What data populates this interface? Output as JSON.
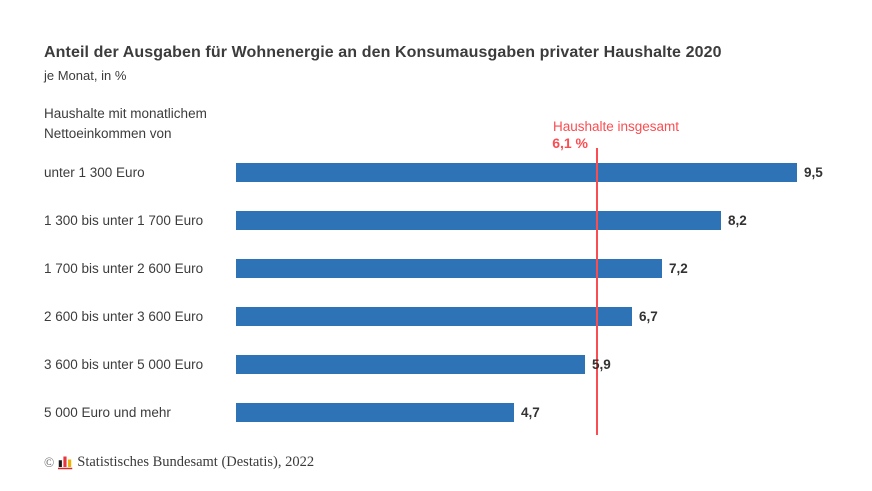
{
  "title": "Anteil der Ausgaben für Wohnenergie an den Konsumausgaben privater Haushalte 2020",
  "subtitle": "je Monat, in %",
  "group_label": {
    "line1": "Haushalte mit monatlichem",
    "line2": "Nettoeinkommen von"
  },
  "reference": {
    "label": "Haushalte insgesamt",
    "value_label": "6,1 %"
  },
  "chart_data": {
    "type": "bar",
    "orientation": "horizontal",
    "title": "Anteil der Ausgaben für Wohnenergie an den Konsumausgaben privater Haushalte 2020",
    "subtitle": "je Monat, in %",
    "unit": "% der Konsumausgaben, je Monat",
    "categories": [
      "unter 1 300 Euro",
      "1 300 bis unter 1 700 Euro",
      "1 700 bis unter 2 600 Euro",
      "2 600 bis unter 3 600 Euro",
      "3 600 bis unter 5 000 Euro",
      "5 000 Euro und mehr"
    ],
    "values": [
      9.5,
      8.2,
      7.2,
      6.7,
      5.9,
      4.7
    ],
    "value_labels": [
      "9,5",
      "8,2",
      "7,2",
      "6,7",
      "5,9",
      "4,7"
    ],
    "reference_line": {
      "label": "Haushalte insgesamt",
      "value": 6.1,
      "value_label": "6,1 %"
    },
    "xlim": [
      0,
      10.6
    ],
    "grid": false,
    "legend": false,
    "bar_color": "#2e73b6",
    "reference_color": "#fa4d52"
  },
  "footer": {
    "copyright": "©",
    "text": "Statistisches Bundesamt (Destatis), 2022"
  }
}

::::::::::

### YOUR GOAL:
Print all of the entries word for word. Skip any images they contain.

### COMPLETE RESPONSE:
What data populates this interface? Output as JSON.
{
  "title": "Anteil der Ausgaben für Wohnenergie an den Konsumausgaben privater Haushalte 2020",
  "subtitle": "je Monat, in %",
  "group_label": {
    "line1": "Haushalte mit monatlichem",
    "line2": "Nettoeinkommen von"
  },
  "reference": {
    "label": "Haushalte insgesamt",
    "value_label": "6,1 %"
  },
  "chart_data": {
    "type": "bar",
    "orientation": "horizontal",
    "title": "Anteil der Ausgaben für Wohnenergie an den Konsumausgaben privater Haushalte 2020",
    "subtitle": "je Monat, in %",
    "unit": "% der Konsumausgaben, je Monat",
    "categories": [
      "unter 1 300 Euro",
      "1 300 bis unter 1 700 Euro",
      "1 700 bis unter 2 600 Euro",
      "2 600 bis unter 3 600 Euro",
      "3 600 bis unter 5 000 Euro",
      "5 000 Euro und mehr"
    ],
    "values": [
      9.5,
      8.2,
      7.2,
      6.7,
      5.9,
      4.7
    ],
    "value_labels": [
      "9,5",
      "8,2",
      "7,2",
      "6,7",
      "5,9",
      "4,7"
    ],
    "reference_line": {
      "label": "Haushalte insgesamt",
      "value": 6.1,
      "value_label": "6,1 %"
    },
    "xlim": [
      0,
      10.6
    ],
    "grid": false,
    "legend": false,
    "bar_color": "#2e73b6",
    "reference_color": "#fa4d52"
  },
  "footer": {
    "copyright": "©",
    "text": "Statistisches Bundesamt (Destatis), 2022"
  }
}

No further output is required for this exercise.